» **MATERIAL TO PROCESS**
______

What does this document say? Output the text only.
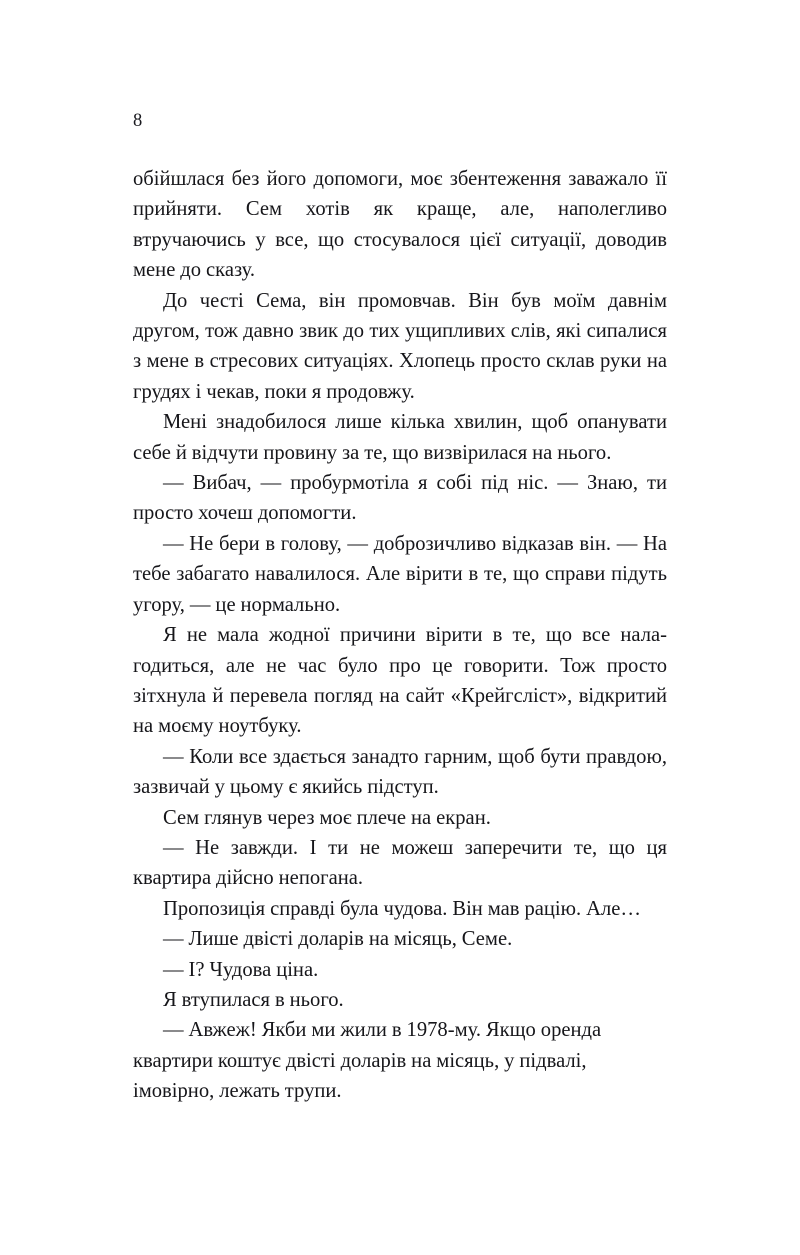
8

обійшлася без його допомоги, моє збентеження заважало її прийняти. Сем хотів як краще, але, наполегливо втручаючись у все, що стосувалося цієї ситуації, доводив мене до сказу.

До честі Сема, він промовчав. Він був моїм давнім другом, тож давно звик до тих ущипливих слів, які сипалися з мене в стресових ситуаціях. Хлопець просто склав руки на грудях і чекав, поки я продовжу.

Мені знадобилося лише кілька хвилин, щоб опанувати себе й відчути провину за те, що визвірилася на нього.

— Вибач, — пробурмотіла я собі під ніс. — Знаю, ти просто хочеш допомогти.

— Не бери в голову, — доброзичливо відказав він. — На тебе забагато навалилося. Але вірити в те, що справи підуть угору, — це нормально.

Я не мала жодної причини вірити в те, що все налагодиться, але не час було про це говорити. Тож просто зітхнула й перевела погляд на сайт «Крейгсліст», відкритий на моєму ноутбуку.

— Коли все здається занадто гарним, щоб бути правдою, зазвичай у цьому є якийсь підступ.

Сем глянув через моє плече на екран.

— Не завжди. І ти не можеш заперечити те, що ця квартира дійсно непогана.

Пропозиція справді була чудова. Він мав рацію. Але…

— Лише двісті доларів на місяць, Семе.

— І? Чудова ціна.

Я втупилася в нього.

— Авжеж! Якби ми жили в 1978-му. Якщо оренда квартири коштує двісті доларів на місяць, у підвалі, імовірно, лежать трупи.
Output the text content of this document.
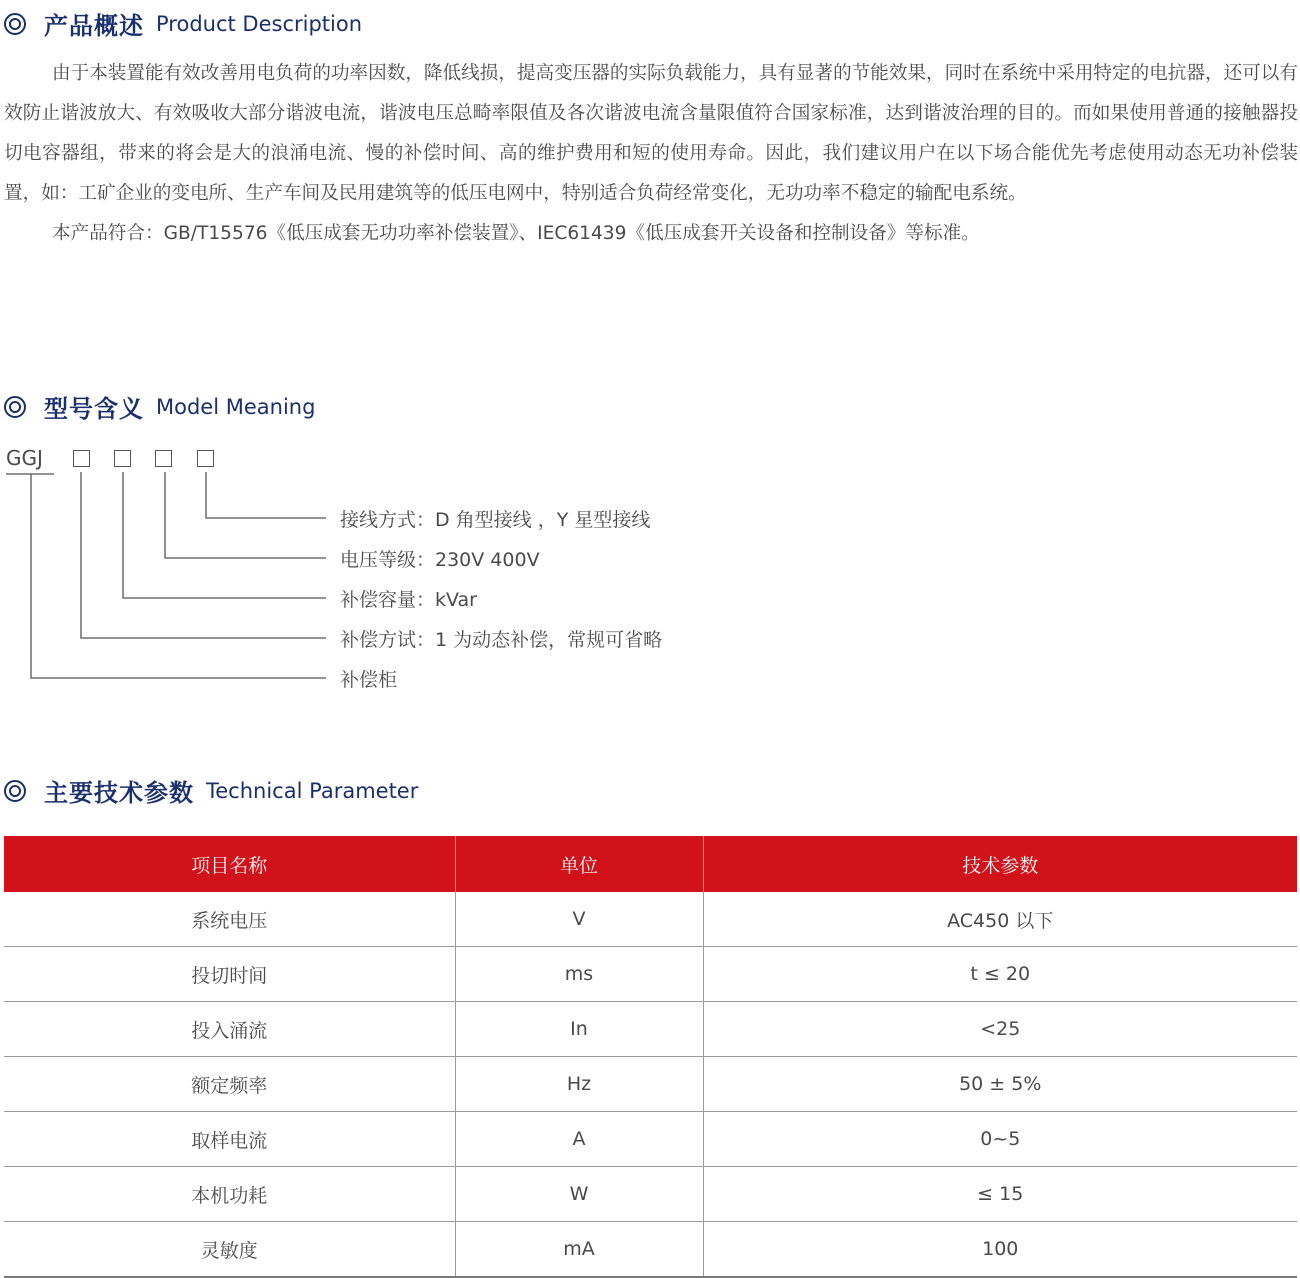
产品概述 Product Description

由于本装置能有效改善用电负荷的功率因数，降低线损，提高变压器的实际负载能力，具有显著的节能效果，同时在系统中采用特定的电抗器，还可以有效防止谐波放大、有效吸收大部分谐波电流，谐波电压总畸率限值及各次谐波电流含量限值符合国家标准，达到谐波治理的目的。而如果使用普通的接触器投切电容器组，带来的将会是大的浪涌电流、慢的补偿时间、高的维护费用和短的使用寿命。因此，我们建议用户在以下场合能优先考虑使用动态无功补偿装置，如：工矿企业的变电所、生产车间及民用建筑等的低压电网中，特别适合负荷经常变化，无功功率不稳定的输配电系统。

本产品符合：GB/T15576《低压成套无功功率补偿装置》、IEC61439《低压成套开关设备和控制设备》等标准。

型号含义 Model Meaning
GGJ
接线方式：D 角型接线 ，Y 星型接线
电压等级：230V 400V
补偿容量：kVar
补偿方试：1 为动态补偿，常规可省略
补偿柜
主要技术参数 Technical Parameter
项目名称	单位	技术参数
系统电压	V	AC450 以下
投切时间	ms	t ≤ 20
投入涌流	In	<25
额定频率	Hz	50 ± 5%
取样电流	A	0~5
本机功耗	W	≤ 15
灵敏度	mA	100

______

» **DIRECTION**
Emit an exact copy of the lines from the line bearing "Output the text content of this document." through the last line above, inclusive, and leave the images out.

» **TASK RESPONSE**
Output the text content of this document.
产品概述 Product Description

由于本装置能有效改善用电负荷的功率因数，降低线损，提高变压器的实际负载能力，具有显著的节能效果，同时在系统中采用特定的电抗器，还可以有效防止谐波放大、有效吸收大部分谐波电流，谐波电压总畸率限值及各次谐波电流含量限值符合国家标准，达到谐波治理的目的。而如果使用普通的接触器投切电容器组，带来的将会是大的浪涌电流、慢的补偿时间、高的维护费用和短的使用寿命。因此，我们建议用户在以下场合能优先考虑使用动态无功补偿装置，如：工矿企业的变电所、生产车间及民用建筑等的低压电网中，特别适合负荷经常变化，无功功率不稳定的输配电系统。

本产品符合：GB/T15576《低压成套无功功率补偿装置》、IEC61439《低压成套开关设备和控制设备》等标准。

型号含义 Model Meaning
GGJ
接线方式：D 角型接线 ，Y 星型接线
电压等级：230V 400V
补偿容量：kVar
补偿方试：1 为动态补偿，常规可省略
补偿柜
主要技术参数 Technical Parameter
项目名称	单位	技术参数
系统电压	V	AC450 以下
投切时间	ms	t ≤ 20
投入涌流	In	<25
额定频率	Hz	50 ± 5%
取样电流	A	0~5
本机功耗	W	≤ 15
灵敏度	mA	100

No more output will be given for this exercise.